TASK BRIEF:
Extract all records. Keep each one exact.

RAW RECORDS:
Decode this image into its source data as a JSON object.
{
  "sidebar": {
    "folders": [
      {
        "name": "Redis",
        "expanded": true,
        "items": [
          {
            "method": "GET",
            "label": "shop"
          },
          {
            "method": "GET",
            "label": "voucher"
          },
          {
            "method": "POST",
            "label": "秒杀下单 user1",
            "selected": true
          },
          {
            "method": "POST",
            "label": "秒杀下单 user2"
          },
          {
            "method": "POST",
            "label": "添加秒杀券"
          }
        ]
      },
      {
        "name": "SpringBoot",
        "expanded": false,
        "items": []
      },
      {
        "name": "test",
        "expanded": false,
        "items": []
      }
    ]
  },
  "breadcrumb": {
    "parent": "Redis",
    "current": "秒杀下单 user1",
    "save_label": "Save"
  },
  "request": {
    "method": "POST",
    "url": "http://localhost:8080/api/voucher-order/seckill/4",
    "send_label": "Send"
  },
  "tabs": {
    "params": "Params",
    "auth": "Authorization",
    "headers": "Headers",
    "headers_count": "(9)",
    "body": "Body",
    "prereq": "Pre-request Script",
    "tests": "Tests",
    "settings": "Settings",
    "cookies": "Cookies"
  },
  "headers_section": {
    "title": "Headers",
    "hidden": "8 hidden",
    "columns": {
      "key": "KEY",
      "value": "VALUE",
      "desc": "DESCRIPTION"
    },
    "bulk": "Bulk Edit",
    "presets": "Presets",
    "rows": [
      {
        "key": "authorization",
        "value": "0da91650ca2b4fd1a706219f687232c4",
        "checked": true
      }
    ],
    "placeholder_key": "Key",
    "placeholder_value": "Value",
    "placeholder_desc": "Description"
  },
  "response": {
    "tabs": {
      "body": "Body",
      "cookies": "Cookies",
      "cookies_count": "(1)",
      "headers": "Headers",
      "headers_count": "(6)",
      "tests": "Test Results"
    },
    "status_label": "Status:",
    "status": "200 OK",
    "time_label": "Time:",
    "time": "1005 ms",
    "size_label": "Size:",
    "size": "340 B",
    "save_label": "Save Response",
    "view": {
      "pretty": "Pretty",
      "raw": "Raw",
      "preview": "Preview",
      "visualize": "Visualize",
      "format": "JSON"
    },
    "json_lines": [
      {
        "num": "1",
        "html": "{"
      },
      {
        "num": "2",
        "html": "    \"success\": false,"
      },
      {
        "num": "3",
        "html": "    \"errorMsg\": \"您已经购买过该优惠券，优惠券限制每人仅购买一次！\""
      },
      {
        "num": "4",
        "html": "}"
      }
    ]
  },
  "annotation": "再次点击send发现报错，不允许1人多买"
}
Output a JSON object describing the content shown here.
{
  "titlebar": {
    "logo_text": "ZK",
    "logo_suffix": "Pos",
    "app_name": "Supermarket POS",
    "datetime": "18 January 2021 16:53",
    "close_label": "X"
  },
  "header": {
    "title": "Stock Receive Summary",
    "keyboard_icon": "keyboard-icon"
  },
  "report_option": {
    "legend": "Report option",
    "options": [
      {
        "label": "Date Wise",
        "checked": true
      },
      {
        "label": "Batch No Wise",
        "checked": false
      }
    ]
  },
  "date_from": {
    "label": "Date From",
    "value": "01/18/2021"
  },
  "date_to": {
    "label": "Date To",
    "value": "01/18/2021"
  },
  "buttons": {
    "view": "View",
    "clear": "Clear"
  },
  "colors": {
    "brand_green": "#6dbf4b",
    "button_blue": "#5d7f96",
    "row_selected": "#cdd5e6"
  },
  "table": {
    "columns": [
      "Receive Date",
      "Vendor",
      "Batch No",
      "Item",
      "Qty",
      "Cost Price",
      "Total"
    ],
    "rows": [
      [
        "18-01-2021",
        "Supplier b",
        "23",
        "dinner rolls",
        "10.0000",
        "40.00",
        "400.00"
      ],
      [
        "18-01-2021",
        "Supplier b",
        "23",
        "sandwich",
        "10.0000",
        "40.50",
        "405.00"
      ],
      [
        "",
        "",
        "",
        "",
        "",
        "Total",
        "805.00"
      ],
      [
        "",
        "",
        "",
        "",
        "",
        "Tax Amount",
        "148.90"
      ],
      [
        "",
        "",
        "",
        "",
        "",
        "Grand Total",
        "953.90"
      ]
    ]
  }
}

ANSWER TO THIS TASK:
Decode this image into its source data as a JSON object.
{
  "sidebar": {
    "folders": [
      {
        "name": "Redis",
        "expanded": true,
        "items": [
          {
            "method": "GET",
            "label": "shop"
          },
          {
            "method": "GET",
            "label": "voucher"
          },
          {
            "method": "POST",
            "label": "秒杀下单 user1",
            "selected": true
          },
          {
            "method": "POST",
            "label": "秒杀下单 user2"
          },
          {
            "method": "POST",
            "label": "添加秒杀券"
          }
        ]
      },
      {
        "name": "SpringBoot",
        "expanded": false,
        "items": []
      },
      {
        "name": "test",
        "expanded": false,
        "items": []
      }
    ]
  },
  "breadcrumb": {
    "parent": "Redis",
    "current": "秒杀下单 user1",
    "save_label": "Save"
  },
  "request": {
    "method": "POST",
    "url": "http://localhost:8080/api/voucher-order/seckill/4",
    "send_label": "Send"
  },
  "tabs": {
    "params": "Params",
    "auth": "Authorization",
    "headers": "Headers",
    "headers_count": "(9)",
    "body": "Body",
    "prereq": "Pre-request Script",
    "tests": "Tests",
    "settings": "Settings",
    "cookies": "Cookies"
  },
  "headers_section": {
    "title": "Headers",
    "hidden": "8 hidden",
    "columns": {
      "key": "KEY",
      "value": "VALUE",
      "desc": "DESCRIPTION"
    },
    "bulk": "Bulk Edit",
    "presets": "Presets",
    "rows": [
      {
        "key": "authorization",
        "value": "0da91650ca2b4fd1a706219f687232c4",
        "checked": true
      }
    ],
    "placeholder_key": "Key",
    "placeholder_value": "Value",
    "placeholder_desc": "Description"
  },
  "response": {
    "tabs": {
      "body": "Body",
      "cookies": "Cookies",
      "cookies_count": "(1)",
      "headers": "Headers",
      "headers_count": "(6)",
      "tests": "Test Results"
    },
    "status_label": "Status:",
    "status": "200 OK",
    "time_label": "Time:",
    "time": "1005 ms",
    "size_label": "Size:",
    "size": "340 B",
    "save_label": "Save Response",
    "view": {
      "pretty": "Pretty",
      "raw": "Raw",
      "preview": "Preview",
      "visualize": "Visualize",
      "format": "JSON"
    },
    "json_lines": [
      {
        "num": "1",
        "html": "{"
      },
      {
        "num": "2",
        "html": "    \"success\": false,"
      },
      {
        "num": "3",
        "html": "    \"errorMsg\": \"您已经购买过该优惠券，优惠券限制每人仅购买一次！\""
      },
      {
        "num": "4",
        "html": "}"
      }
    ]
  },
  "annotation": "再次点击send发现报错，不允许1人多买"
}
Output a JSON object describing the content shown here.
{
  "titlebar": {
    "logo_text": "ZK",
    "logo_suffix": "Pos",
    "app_name": "Supermarket POS",
    "datetime": "18 January 2021 16:53",
    "close_label": "X"
  },
  "header": {
    "title": "Stock Receive Summary",
    "keyboard_icon": "keyboard-icon"
  },
  "report_option": {
    "legend": "Report option",
    "options": [
      {
        "label": "Date Wise",
        "checked": true
      },
      {
        "label": "Batch No Wise",
        "checked": false
      }
    ]
  },
  "date_from": {
    "label": "Date From",
    "value": "01/18/2021"
  },
  "date_to": {
    "label": "Date To",
    "value": "01/18/2021"
  },
  "buttons": {
    "view": "View",
    "clear": "Clear"
  },
  "colors": {
    "brand_green": "#6dbf4b",
    "button_blue": "#5d7f96",
    "row_selected": "#cdd5e6"
  },
  "table": {
    "columns": [
      "Receive Date",
      "Vendor",
      "Batch No",
      "Item",
      "Qty",
      "Cost Price",
      "Total"
    ],
    "rows": [
      [
        "18-01-2021",
        "Supplier b",
        "23",
        "dinner rolls",
        "10.0000",
        "40.00",
        "400.00"
      ],
      [
        "18-01-2021",
        "Supplier b",
        "23",
        "sandwich",
        "10.0000",
        "40.50",
        "405.00"
      ],
      [
        "",
        "",
        "",
        "",
        "",
        "Total",
        "805.00"
      ],
      [
        "",
        "",
        "",
        "",
        "",
        "Tax Amount",
        "148.90"
      ],
      [
        "",
        "",
        "",
        "",
        "",
        "Grand Total",
        "953.90"
      ]
    ]
  }
}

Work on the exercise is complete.